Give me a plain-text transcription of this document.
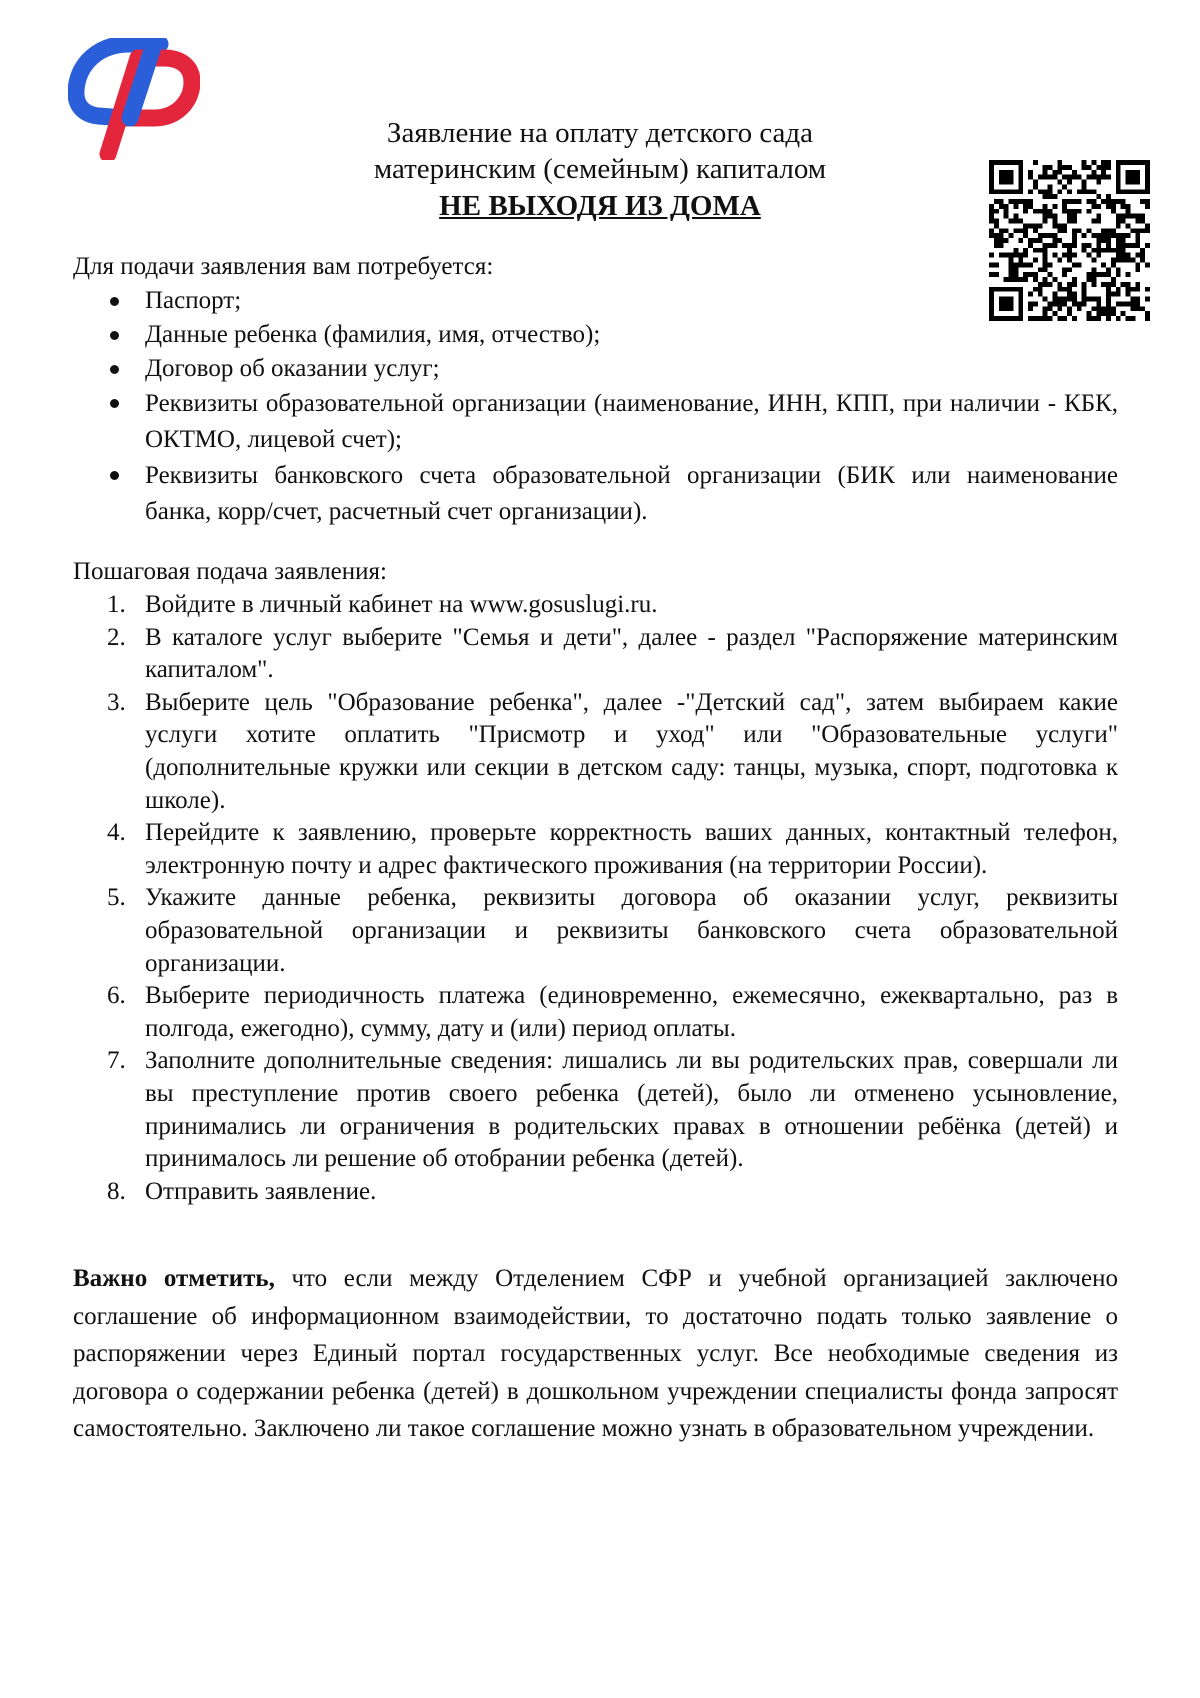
Заявление на оплату детского сада
материнским (семейным) капиталом
НЕ ВЫХОДЯ ИЗ ДОМА

Для подачи заявления вам потребуется:

Паспорт;
Данные ребенка (фамилия, имя, отчество);
Договор об оказании услуг;
Реквизиты образовательной организации (наименование, ИНН, КПП, при наличии - КБК, ОКТМО, лицевой счет);
Реквизиты банковского счета образовательной организации (БИК или наименование банка, корр/счет, расчетный счет организации).

Пошаговая подача заявления:

1. Войдите в личный кабинет на www.gosuslugi.ru.
2. В каталоге услуг выберите "Семья и дети", далее - раздел "Распоряжение материнским капиталом".
3. Выберите цель "Образование ребенка", далее -"Детский сад", затем выбираем какие услуги хотите оплатить "Присмотр и уход" или "Образовательные услуги" (дополнительные кружки или секции в детском саду: танцы, музыка, спорт, подготовка к школе).
4. Перейдите к заявлению, проверьте корректность ваших данных, контактный телефон, электронную почту и адрес фактического проживания (на территории России).
5. Укажите данные ребенка, реквизиты договора об оказании услуг, реквизиты образовательной организации и реквизиты банковского счета образовательной организации.
6. Выберите периодичность платежа (единовременно, ежемесячно, ежеквартально, раз в полгода, ежегодно), сумму, дату и (или) период оплаты.
7. Заполните дополнительные сведения: лишались ли вы родительских прав, совершали ли вы преступление против своего ребенка (детей), было ли отменено усыновление, принимались ли ограничения в родительских правах в отношении ребёнка (детей) и принималось ли решение об отобрании ребенка (детей).
8. Отправить заявление.
Важно отметить, что если между Отделением СФР и учебной организацией заключено соглашение об информационном взаимодействии, то достаточно подать только заявление о распоряжении через Единый портал государственных услуг. Все необходимые сведения из договора о содержании ребенка (детей) в дошкольном учреждении специалисты фонда запросят самостоятельно. Заключено ли такое соглашение можно узнать в образовательном учреждении.
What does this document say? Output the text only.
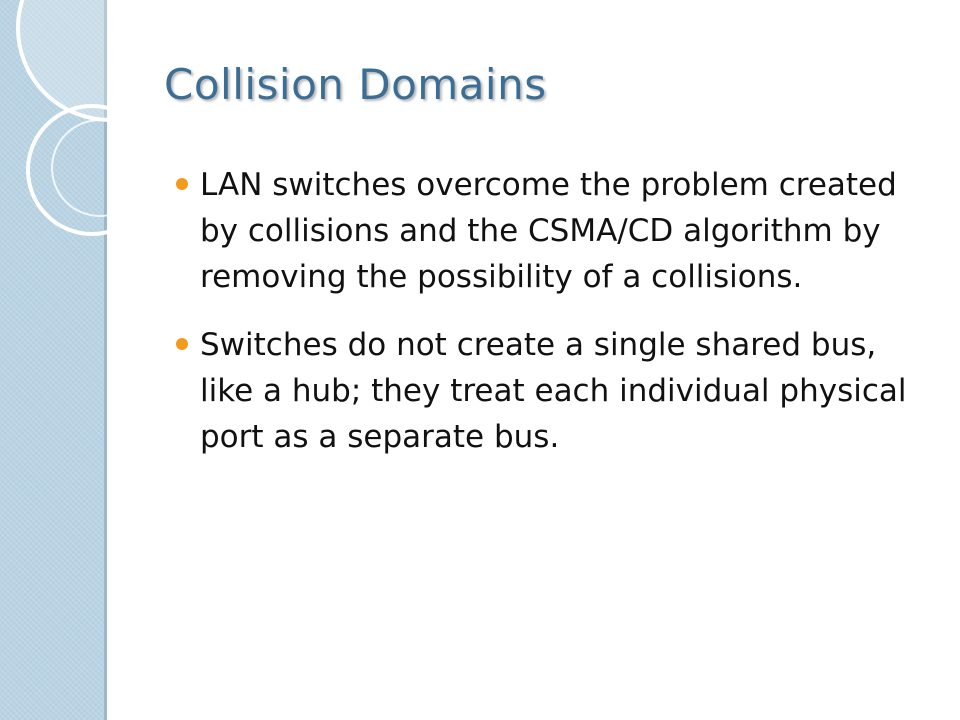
Collision Domains
LAN switches overcome the problem created by collisions and the CSMA/CD algorithm by removing the possibility of a collisions.
Switches do not create a single shared bus, like a hub; they treat each individual physical port as a separate bus.
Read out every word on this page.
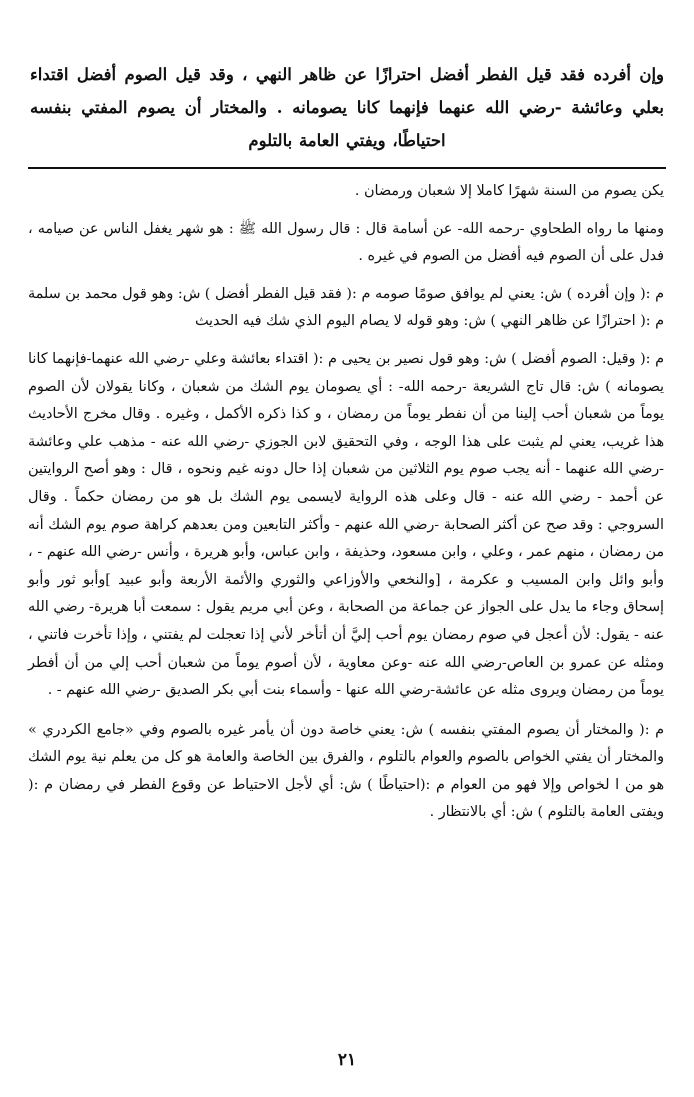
وإن أفرده فقد قيل الفطر أفضل احترازًا عن ظاهر النهي ، وقد قيل الصوم أفضل اقتداء بعلي وعائشة -رضي الله عنهما فإنهما كانا يصومانه . والمختار أن يصوم المفتي بنفسه احتياطًا، ويفتي العامة بالتلوم

يكن يصوم من السنة شهرًا كاملا إلا شعبان ورمضان .

ومنها ما رواه الطحاوي -رحمه الله- عن أسامة قال : قال رسول الله ﷺ : هو شهر يغفل الناس عن صيامه ، فدل على أن الصوم فيه أفضل من الصوم في غيره .

م :( وإن أفرده ) ش: يعني لم يوافق صومًا صومه م :( فقد قيل الفطر أفضل ) ش: وهو قول محمد بن سلمة م :( احترازًا عن ظاهر النهي ) ش: وهو قوله لا يصام اليوم الذي شك فيه الحديث

م :( وقيل: الصوم أفضل ) ش: وهو قول نصير بن يحيى م :( اقتداء بعائشة وعلي -رضي الله عنهما-فإنهما كانا يصومانه ) ش: قال تاج الشريعة -رحمه الله- : أي يصومان يوم الشك من شعبان ، وكانا يقولان لأن الصوم يوماً من شعبان أحب إلينا من أن نفطر يوماً من رمضان ، و كذا ذكره الأكمل ، وغيره . وقال مخرج الأحاديث هذا غريب، يعني لم يثبت على هذا الوجه ، وفي التحقيق لابن الجوزي -رضي الله عنه - مذهب علي وعائشة -رضي الله عنهما - أنه يجب صوم يوم الثلاثين من شعبان إذا حال دونه غيم ونحوه ، قال : وهو أصح الروايتين عن أحمد - رضي الله عنه - قال وعلى هذه الرواية لايسمى يوم الشك بل هو من رمضان حكماً . وقال السروجي : وقد صح عن أكثر الصحابة -رضي الله عنهم - وأكثر التابعين ومن بعدهم كراهة صوم يوم الشك أنه من رمضان ، منهم عمر ، وعلي ، وابن مسعود، وحذيفة ، وابن عباس، وأبو هريرة ، وأنس -رضي الله عنهم - ، وأبو وائل وابن المسيب و عكرمة ، [والنخعي والأوزاعي والثوري والأئمة الأربعة وأبو عبيد ]وأبو ثور وأبو إسحاق وجاء ما يدل على الجواز عن جماعة من الصحابة ، وعن أبي مريم يقول : سمعت أبا هريرة- رضي الله عنه - يقول: لأن أعجل في صوم رمضان يوم أحب إليَّ أن أتأخر لأني إذا تعجلت لم يفتني ، وإذا تأخرت فاتني ، ومثله عن عمرو بن العاص-رضي الله عنه -وعن معاوية ، لأن أصوم يوماً من شعبان أحب إلي من أن أفطر يوماً من رمضان ويروى مثله عن عائشة-رضي الله عنها - وأسماء بنت أبي بكر الصديق -رضي الله عنهم - .

م :( والمختار أن يصوم المفتي بنفسه ) ش: يعني خاصة دون أن يأمر غيره بالصوم وفي «جامع الكردري » والمختار أن يفتي الخواص بالصوم والعوام بالتلوم ، والفرق بين الخاصة والعامة هو كل من يعلم نية يوم الشك هو من ا لخواص وإلا فهو من العوام م :(احتياطًا ) ش: أي لأجل الاحتياط عن وقوع الفطر في رمضان م :( ويفتى العامة بالتلوم ) ش: أي بالانتظار .

٢١
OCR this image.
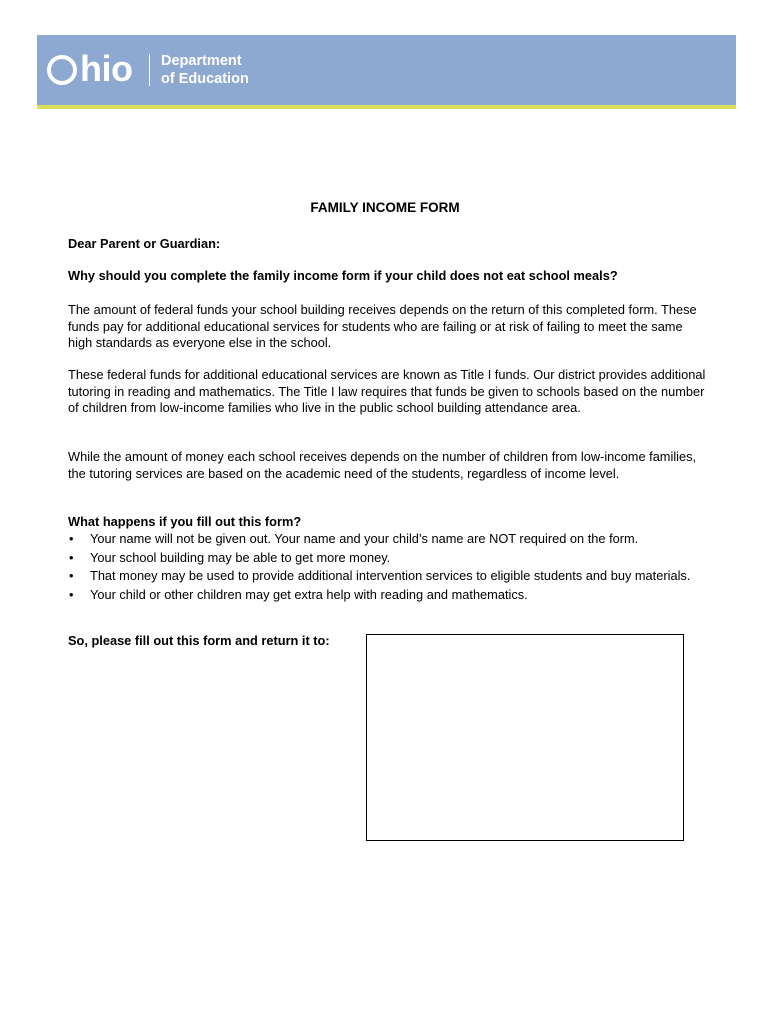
hio Department
of Education
FAMILY INCOME FORM
Dear Parent or Guardian:
Why should you complete the family income form if your child does not eat school meals?
The amount of federal funds your school building receives depends on the return of this completed form. These funds pay for additional educational services for students who are failing or at risk of failing to meet the same high standards as everyone else in the school.
These federal funds for additional educational services are known as Title I funds. Our district provides additional tutoring in reading and mathematics. The Title I law requires that funds be given to schools based on the number of children from low-income families who live in the public school building attendance area.
While the amount of money each school receives depends on the number of children from low-income families, the tutoring services are based on the academic need of the students, regardless of income level.
What happens if you fill out this form?
• Your name will not be given out. Your name and your child’s name are NOT required on the form.
• Your school building may be able to get more money.
• That money may be used to provide additional intervention services to eligible students and buy materials.
• Your child or other children may get extra help with reading and mathematics.
So, please fill out this form and return it to:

= = = = =

TASK REQUIREMENTS:
Repeat each entry exactly. Pictures do not belong in the copy.

RESULT OF THE EXERCISE:
Give me a plain-text transcription of this document.
Заявление на оплату детского сада
материнским (семейным) капиталом
НЕ ВЫХОДЯ ИЗ ДОМА

Для подачи заявления вам потребуется:

Паспорт;
Данные ребенка (фамилия, имя, отчество);
Договор об оказании услуг;
Реквизиты образовательной организации (наименование, ИНН, КПП, при наличии - КБК, ОКТМО, лицевой счет);
Реквизиты банковского счета образовательной организации (БИК или наименование банка, корр/счет, расчетный счет организации).

Пошаговая подача заявления:

1. Войдите в личный кабинет на www.gosuslugi.ru.
2. В каталоге услуг выберите "Семья и дети", далее - раздел "Распоряжение материнским капиталом".
3. Выберите цель "Образование ребенка", далее -"Детский сад", затем выбираем какие услуги хотите оплатить "Присмотр и уход" или "Образовательные услуги" (дополнительные кружки или секции в детском саду: танцы, музыка, спорт, подготовка к школе).
4. Перейдите к заявлению, проверьте корректность ваших данных, контактный телефон, электронную почту и адрес фактического проживания (на территории России).
5. Укажите данные ребенка, реквизиты договора об оказании услуг, реквизиты образовательной организации и реквизиты банковского счета образовательной организации.
6. Выберите периодичность платежа (единовременно, ежемесячно, ежеквартально, раз в полгода, ежегодно), сумму, дату и (или) период оплаты.
7. Заполните дополнительные сведения: лишались ли вы родительских прав, совершали ли вы преступление против своего ребенка (детей), было ли отменено усыновление, принимались ли ограничения в родительских правах в отношении ребёнка (детей) и принималось ли решение об отобрании ребенка (детей).
8. Отправить заявление.
Важно отметить, что если между Отделением СФР и учебной организацией заключено соглашение об информационном взаимодействии, то достаточно подать только заявление о распоряжении через Единый портал государственных услуг. Все необходимые сведения из договора о содержании ребенка (детей) в дошкольном учреждении специалисты фонда запросят самостоятельно. Заключено ли такое соглашение можно узнать в образовательном учреждении.
What does this document say? Output the text only.
Collision Domains
LAN switches overcome the problem created by collisions and the CSMA/CD algorithm by removing the possibility of a collisions.
Switches do not create a single shared bus, like a hub; they treat each individual physical port as a separate bus.
Read out every word on this page.
وإن أفرده فقد قيل الفطر أفضل احترازًا عن ظاهر النهي ، وقد قيل الصوم أفضل اقتداء بعلي وعائشة -رضي الله عنهما فإنهما كانا يصومانه . والمختار أن يصوم المفتي بنفسه احتياطًا، ويفتي العامة بالتلوم

يكن يصوم من السنة شهرًا كاملا إلا شعبان ورمضان .

ومنها ما رواه الطحاوي -رحمه الله- عن أسامة قال : قال رسول الله ﷺ : هو شهر يغفل الناس عن صيامه ، فدل على أن الصوم فيه أفضل من الصوم في غيره .

م :( وإن أفرده ) ش: يعني لم يوافق صومًا صومه م :( فقد قيل الفطر أفضل ) ش: وهو قول محمد بن سلمة م :( احترازًا عن ظاهر النهي ) ش: وهو قوله لا يصام اليوم الذي شك فيه الحديث

م :( وقيل: الصوم أفضل ) ش: وهو قول نصير بن يحيى م :( اقتداء بعائشة وعلي -رضي الله عنهما-فإنهما كانا يصومانه ) ش: قال تاج الشريعة -رحمه الله- : أي يصومان يوم الشك من شعبان ، وكانا يقولان لأن الصوم يوماً من شعبان أحب إلينا من أن نفطر يوماً من رمضان ، و كذا ذكره الأكمل ، وغيره . وقال مخرج الأحاديث هذا غريب، يعني لم يثبت على هذا الوجه ، وفي التحقيق لابن الجوزي -رضي الله عنه - مذهب علي وعائشة -رضي الله عنهما - أنه يجب صوم يوم الثلاثين من شعبان إذا حال دونه غيم ونحوه ، قال : وهو أصح الروايتين عن أحمد - رضي الله عنه - قال وعلى هذه الرواية لايسمى يوم الشك بل هو من رمضان حكماً . وقال السروجي : وقد صح عن أكثر الصحابة -رضي الله عنهم - وأكثر التابعين ومن بعدهم كراهة صوم يوم الشك أنه من رمضان ، منهم عمر ، وعلي ، وابن مسعود، وحذيفة ، وابن عباس، وأبو هريرة ، وأنس -رضي الله عنهم - ، وأبو وائل وابن المسيب و عكرمة ، [والنخعي والأوزاعي والثوري والأئمة الأربعة وأبو عبيد ]وأبو ثور وأبو إسحاق وجاء ما يدل على الجواز عن جماعة من الصحابة ، وعن أبي مريم يقول : سمعت أبا هريرة- رضي الله عنه - يقول: لأن أعجل في صوم رمضان يوم أحب إليَّ أن أتأخر لأني إذا تعجلت لم يفتني ، وإذا تأخرت فاتني ، ومثله عن عمرو بن العاص-رضي الله عنه -وعن معاوية ، لأن أصوم يوماً من شعبان أحب إلي من أن أفطر يوماً من رمضان ويروى مثله عن عائشة-رضي الله عنها - وأسماء بنت أبي بكر الصديق -رضي الله عنهم - .

م :( والمختار أن يصوم المفتي بنفسه ) ش: يعني خاصة دون أن يأمر غيره بالصوم وفي «جامع الكردري » والمختار أن يفتي الخواص بالصوم والعوام بالتلوم ، والفرق بين الخاصة والعامة هو كل من يعلم نية يوم الشك هو من ا لخواص وإلا فهو من العوام م :(احتياطًا ) ش: أي لأجل الاحتياط عن وقوع الفطر في رمضان م :( ويفتى العامة بالتلوم ) ش: أي بالانتظار .

٢١
OCR this image.
hio Department
of Education
FAMILY INCOME FORM
Dear Parent or Guardian:
Why should you complete the family income form if your child does not eat school meals?
The amount of federal funds your school building receives depends on the return of this completed form. These funds pay for additional educational services for students who are failing or at risk of failing to meet the same high standards as everyone else in the school.
These federal funds for additional educational services are known as Title I funds. Our district provides additional tutoring in reading and mathematics. The Title I law requires that funds be given to schools based on the number of children from low-income families who live in the public school building attendance area.
While the amount of money each school receives depends on the number of children from low-income families, the tutoring services are based on the academic need of the students, regardless of income level.
What happens if you fill out this form?
• Your name will not be given out. Your name and your child’s name are NOT required on the form.
• Your school building may be able to get more money.
• That money may be used to provide additional intervention services to eligible students and buy materials.
• Your child or other children may get extra help with reading and mathematics.
So, please fill out this form and return it to:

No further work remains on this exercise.